What is being asked —
Every line from the line containing "Transcribe the text in this document." through the final line below is to be repeated exactly; no other line is.

(Extracted records)
>> BEGIN

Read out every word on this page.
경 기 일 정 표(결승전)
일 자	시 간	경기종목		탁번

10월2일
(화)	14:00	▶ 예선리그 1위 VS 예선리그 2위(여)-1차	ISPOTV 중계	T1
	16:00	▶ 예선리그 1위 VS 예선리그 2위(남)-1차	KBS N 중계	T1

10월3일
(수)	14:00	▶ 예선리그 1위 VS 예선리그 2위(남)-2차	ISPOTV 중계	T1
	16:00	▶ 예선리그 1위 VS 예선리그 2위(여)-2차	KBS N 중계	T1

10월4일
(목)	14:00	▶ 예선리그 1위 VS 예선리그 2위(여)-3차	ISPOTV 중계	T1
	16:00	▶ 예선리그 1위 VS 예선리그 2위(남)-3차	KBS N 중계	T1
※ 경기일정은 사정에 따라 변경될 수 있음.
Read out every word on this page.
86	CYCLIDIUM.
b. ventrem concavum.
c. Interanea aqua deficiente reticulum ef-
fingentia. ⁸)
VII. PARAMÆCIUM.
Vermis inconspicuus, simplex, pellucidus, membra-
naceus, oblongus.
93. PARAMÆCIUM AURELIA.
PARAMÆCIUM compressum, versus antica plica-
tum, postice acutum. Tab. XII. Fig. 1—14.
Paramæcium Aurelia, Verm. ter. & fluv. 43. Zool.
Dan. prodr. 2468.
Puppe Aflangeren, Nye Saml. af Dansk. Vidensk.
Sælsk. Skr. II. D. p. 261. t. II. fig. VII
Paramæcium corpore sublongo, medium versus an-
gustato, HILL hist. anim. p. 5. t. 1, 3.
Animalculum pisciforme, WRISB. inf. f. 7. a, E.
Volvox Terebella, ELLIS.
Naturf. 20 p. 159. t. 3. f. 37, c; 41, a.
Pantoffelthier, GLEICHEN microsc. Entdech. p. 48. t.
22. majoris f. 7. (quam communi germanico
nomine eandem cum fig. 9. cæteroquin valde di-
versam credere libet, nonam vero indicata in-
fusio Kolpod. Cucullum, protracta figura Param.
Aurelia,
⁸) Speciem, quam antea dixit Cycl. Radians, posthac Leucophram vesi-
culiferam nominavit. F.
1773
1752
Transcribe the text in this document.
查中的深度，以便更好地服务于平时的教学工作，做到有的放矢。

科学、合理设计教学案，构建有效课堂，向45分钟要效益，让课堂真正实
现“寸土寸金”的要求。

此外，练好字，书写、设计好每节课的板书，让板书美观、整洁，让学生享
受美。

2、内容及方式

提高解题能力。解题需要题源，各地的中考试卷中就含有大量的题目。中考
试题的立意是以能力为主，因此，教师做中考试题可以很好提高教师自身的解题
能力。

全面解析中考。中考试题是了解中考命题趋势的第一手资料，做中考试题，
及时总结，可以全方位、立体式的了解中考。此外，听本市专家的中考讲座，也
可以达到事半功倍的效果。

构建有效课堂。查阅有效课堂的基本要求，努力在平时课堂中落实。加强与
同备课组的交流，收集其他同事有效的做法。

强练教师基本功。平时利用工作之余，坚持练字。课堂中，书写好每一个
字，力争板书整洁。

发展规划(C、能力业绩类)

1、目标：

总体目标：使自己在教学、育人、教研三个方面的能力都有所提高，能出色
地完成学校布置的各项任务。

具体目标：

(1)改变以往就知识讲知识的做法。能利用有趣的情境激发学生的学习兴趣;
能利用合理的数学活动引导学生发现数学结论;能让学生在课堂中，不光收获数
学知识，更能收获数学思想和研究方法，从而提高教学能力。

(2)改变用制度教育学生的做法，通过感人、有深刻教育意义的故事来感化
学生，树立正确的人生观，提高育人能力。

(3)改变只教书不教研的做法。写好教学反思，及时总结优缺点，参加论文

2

>> END

Result for this task —
Transcribe the text in this document.
查中的深度，以便更好地服务于平时的教学工作，做到有的放矢。

科学、合理设计教学案，构建有效课堂，向45分钟要效益，让课堂真正实
现“寸土寸金”的要求。

此外，练好字，书写、设计好每节课的板书，让板书美观、整洁，让学生享
受美。

2、内容及方式

提高解题能力。解题需要题源，各地的中考试卷中就含有大量的题目。中考
试题的立意是以能力为主，因此，教师做中考试题可以很好提高教师自身的解题
能力。

全面解析中考。中考试题是了解中考命题趋势的第一手资料，做中考试题，
及时总结，可以全方位、立体式的了解中考。此外，听本市专家的中考讲座，也
可以达到事半功倍的效果。

构建有效课堂。查阅有效课堂的基本要求，努力在平时课堂中落实。加强与
同备课组的交流，收集其他同事有效的做法。

强练教师基本功。平时利用工作之余，坚持练字。课堂中，书写好每一个
字，力争板书整洁。

发展规划(C、能力业绩类)

1、目标：

总体目标：使自己在教学、育人、教研三个方面的能力都有所提高，能出色
地完成学校布置的各项任务。

具体目标：

(1)改变以往就知识讲知识的做法。能利用有趣的情境激发学生的学习兴趣;
能利用合理的数学活动引导学生发现数学结论;能让学生在课堂中，不光收获数
学知识，更能收获数学思想和研究方法，从而提高教学能力。

(2)改变用制度教育学生的做法，通过感人、有深刻教育意义的故事来感化
学生，树立正确的人生观，提高育人能力。

(3)改变只教书不教研的做法。写好教学反思，及时总结优缺点，参加论文

2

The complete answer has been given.